Each line that holds the word "activities" should be returned.

(Data records)
____

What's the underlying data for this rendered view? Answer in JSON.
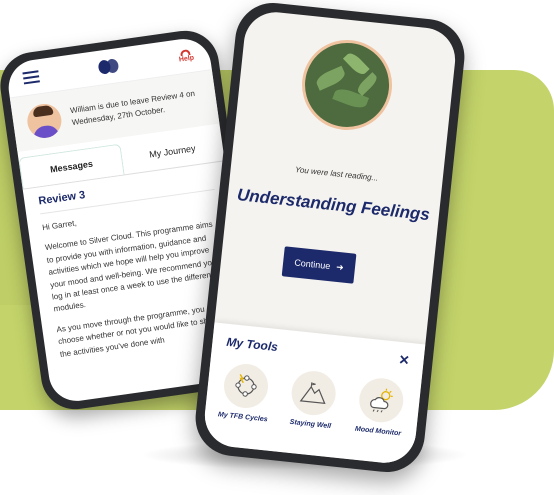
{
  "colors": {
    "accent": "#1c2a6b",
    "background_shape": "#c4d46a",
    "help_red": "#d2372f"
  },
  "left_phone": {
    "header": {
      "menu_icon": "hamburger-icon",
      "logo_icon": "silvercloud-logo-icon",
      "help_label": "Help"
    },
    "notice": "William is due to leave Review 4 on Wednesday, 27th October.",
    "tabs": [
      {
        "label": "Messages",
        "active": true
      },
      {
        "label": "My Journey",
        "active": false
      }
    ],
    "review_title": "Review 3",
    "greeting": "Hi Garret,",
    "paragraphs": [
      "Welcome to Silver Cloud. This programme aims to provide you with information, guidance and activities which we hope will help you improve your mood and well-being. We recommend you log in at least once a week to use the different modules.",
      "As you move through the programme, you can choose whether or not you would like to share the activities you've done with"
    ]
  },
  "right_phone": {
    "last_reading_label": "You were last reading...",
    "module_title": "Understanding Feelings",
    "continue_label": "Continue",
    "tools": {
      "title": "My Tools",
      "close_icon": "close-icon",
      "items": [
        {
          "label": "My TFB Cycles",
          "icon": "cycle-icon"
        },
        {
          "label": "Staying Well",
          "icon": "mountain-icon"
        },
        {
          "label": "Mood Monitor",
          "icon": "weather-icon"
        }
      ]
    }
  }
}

____

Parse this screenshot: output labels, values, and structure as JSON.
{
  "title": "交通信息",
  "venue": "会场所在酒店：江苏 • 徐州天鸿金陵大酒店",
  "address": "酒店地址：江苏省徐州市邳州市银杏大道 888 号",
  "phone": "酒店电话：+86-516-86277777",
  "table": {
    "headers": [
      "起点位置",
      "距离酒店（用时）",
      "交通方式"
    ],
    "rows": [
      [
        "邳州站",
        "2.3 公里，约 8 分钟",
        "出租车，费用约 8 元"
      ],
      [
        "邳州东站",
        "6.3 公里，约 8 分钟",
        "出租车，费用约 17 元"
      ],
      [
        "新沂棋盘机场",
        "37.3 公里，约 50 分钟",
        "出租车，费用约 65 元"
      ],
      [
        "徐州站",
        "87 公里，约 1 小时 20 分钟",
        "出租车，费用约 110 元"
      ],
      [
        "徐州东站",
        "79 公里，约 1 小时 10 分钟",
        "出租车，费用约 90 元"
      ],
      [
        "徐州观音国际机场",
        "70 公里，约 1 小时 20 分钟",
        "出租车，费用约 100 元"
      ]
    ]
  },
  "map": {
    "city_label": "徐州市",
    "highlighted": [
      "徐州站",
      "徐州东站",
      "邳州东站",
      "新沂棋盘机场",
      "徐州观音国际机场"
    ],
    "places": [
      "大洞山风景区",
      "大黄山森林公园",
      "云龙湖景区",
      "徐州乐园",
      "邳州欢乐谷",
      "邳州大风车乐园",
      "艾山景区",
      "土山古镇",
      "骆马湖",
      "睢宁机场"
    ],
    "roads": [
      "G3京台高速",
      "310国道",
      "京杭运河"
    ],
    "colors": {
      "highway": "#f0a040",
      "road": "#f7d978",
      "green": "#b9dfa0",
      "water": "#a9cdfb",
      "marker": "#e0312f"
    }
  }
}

____

- Worked solution:
      "Welcome to Silver Cloud. This programme aims to provide you with information, guidance and activities which we hope will help you improve your mood and well-being. We recommend you log in at least once a week to use the different modules.",
      "As you move through the programme, you can choose whether or not you would like to share the activities you've done with"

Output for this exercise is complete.